→ **Requirement**
Using the records below, report how many lines hold "lokale", with no extra text.

** start of Data to process **

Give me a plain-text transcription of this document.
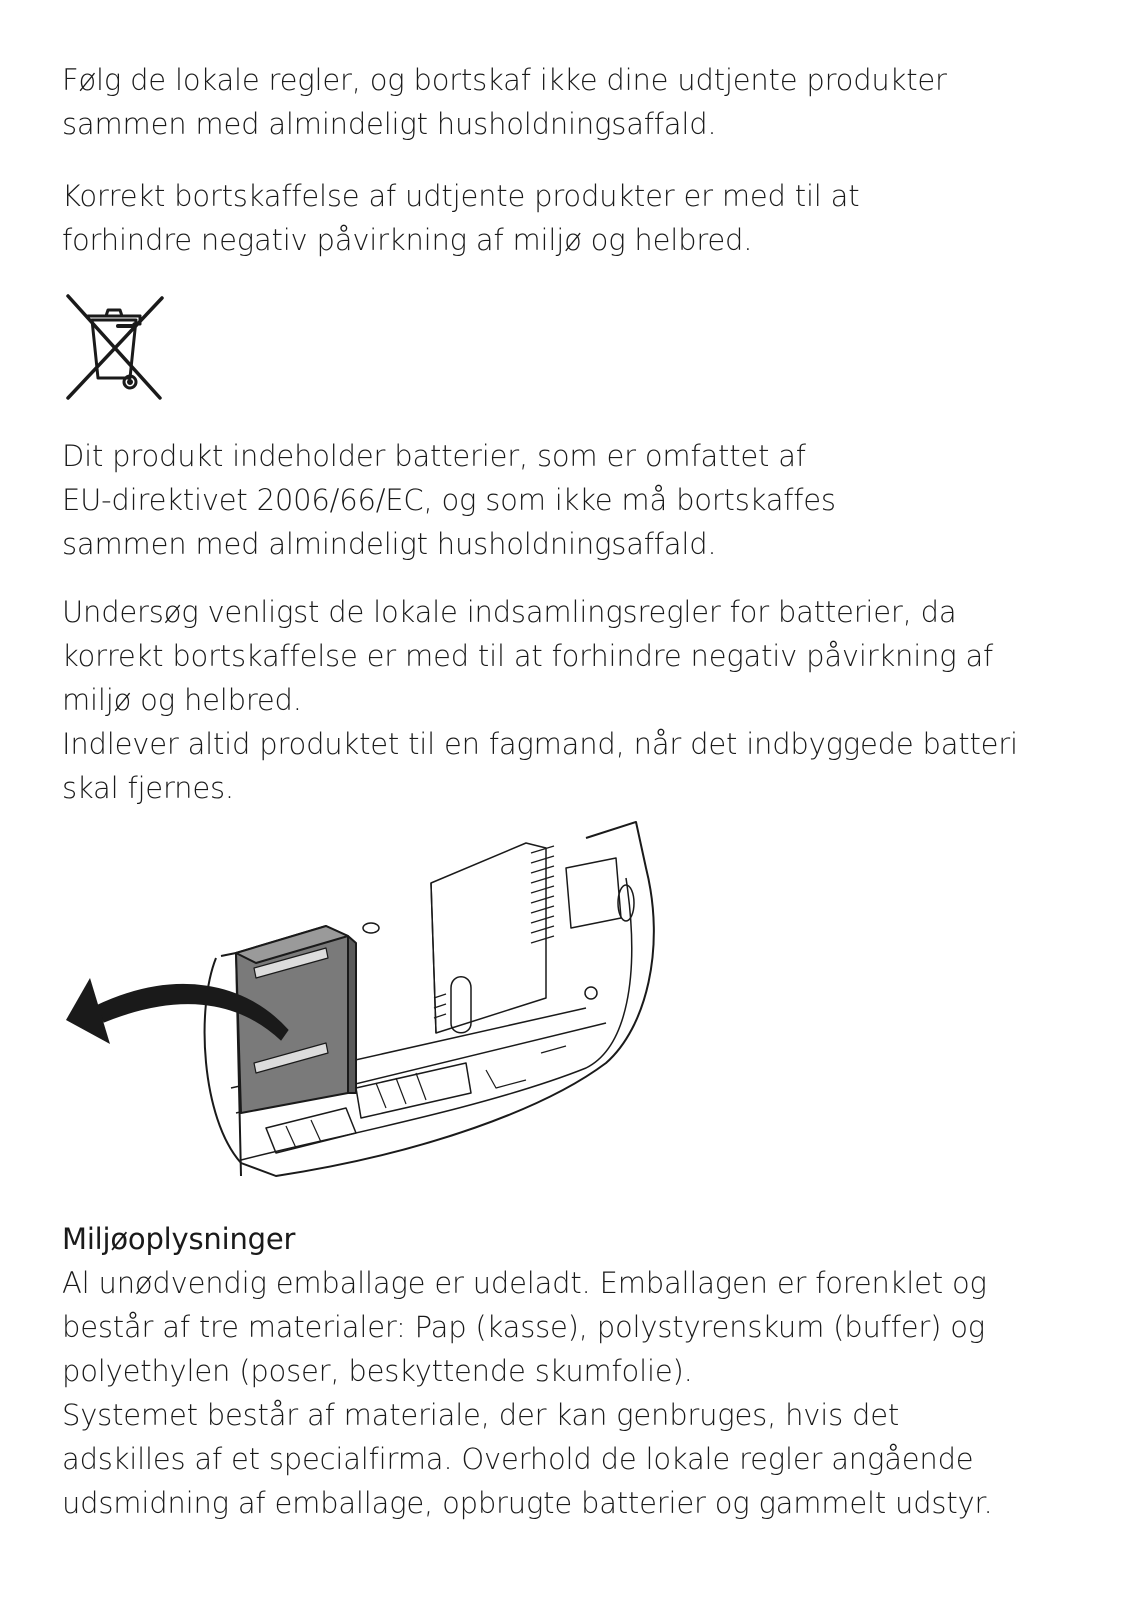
Følg de lokale regler, og bortskaf ikke dine udtjente produkter
sammen med almindeligt husholdningsaffald.

Korrekt bortskaffelse af udtjente produkter er med til at
forhindre negativ påvirkning af miljø og helbred.

Dit produkt indeholder batterier, som er omfattet af
EU-direktivet 2006/66/EC, og som ikke må bortskaffes
sammen med almindeligt husholdningsaffald.

Undersøg venligst de lokale indsamlingsregler for batterier, da
korrekt bortskaffelse er med til at forhindre negativ påvirkning af
miljø og helbred.
Indlever altid produktet til en fagmand, når det indbyggede batteri
skal fjernes.

Miljøoplysninger
Al unødvendig emballage er udeladt. Emballagen er forenklet og
består af tre materialer: Pap (kasse), polystyrenskum (buffer) og
polyethylen (poser, beskyttende skumfolie).
Systemet består af materiale, der kan genbruges, hvis det
adskilles af et specialfirma. Overhold de lokale regler angående
udsmidning af emballage, opbrugte batterier og gammelt udstyr.
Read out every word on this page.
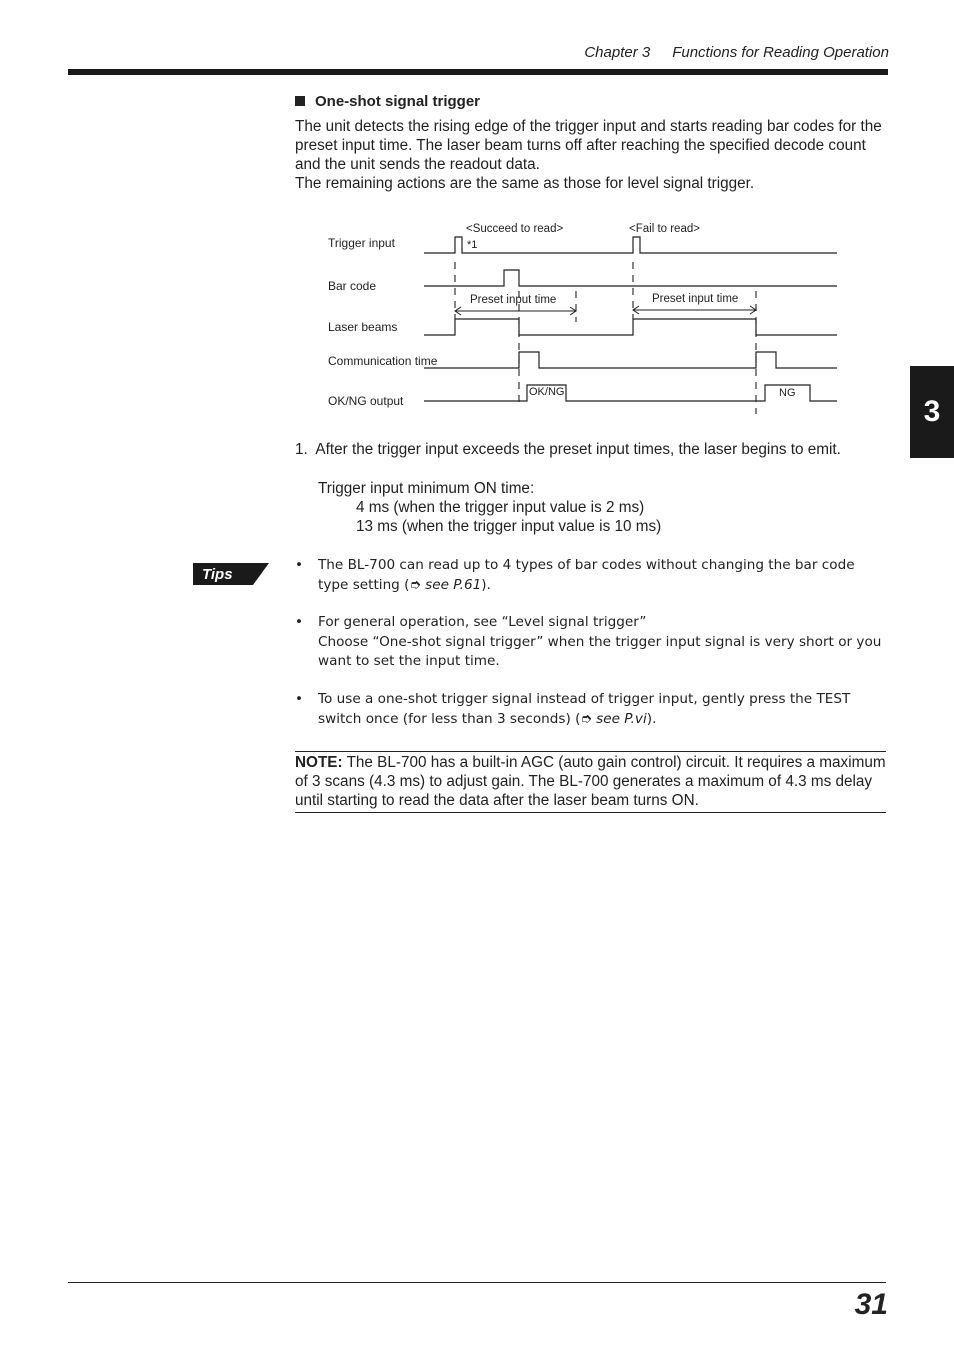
Chapter 3 Functions for Reading Operation
3
One-shot signal trigger
The unit detects the rising edge of the trigger input and starts reading bar codes for the preset input time. The laser beam turns off after reaching the specified decode count and the unit sends the readout data.
The remaining actions are the same as those for level signal trigger.
Trigger input
Bar code
Laser beams
Communication time
OK/NG output
<Succeed to read>	<Fail to read>
*1
Preset input time	Preset input time
OK/NG	NG
1. After the trigger input exceeds the preset input times, the laser begins to emit.
Trigger input minimum ON time:
4 ms (when the trigger input value is 2 ms)
13 ms (when the trigger input value is 10 ms)
Tips
• The BL-700 can read up to 4 types of bar codes without changing the bar code type setting (➮ see P.61).
• For general operation, see “Level signal trigger”
Choose “One-shot signal trigger” when the trigger input signal is very short or you want to set the input time.
• To use a one-shot trigger signal instead of trigger input, gently press the TEST switch once (for less than 3 seconds) (➮ see P.vi).
NOTE: The BL-700 has a built-in AGC (auto gain control) circuit. It requires a maximum of 3 scans (4.3 ms) to adjust gain. The BL-700 generates a maximum of 4.3 ms delay until starting to read the data after the laser beam turns ON.
31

** end of Data to process **

→ **Result**
3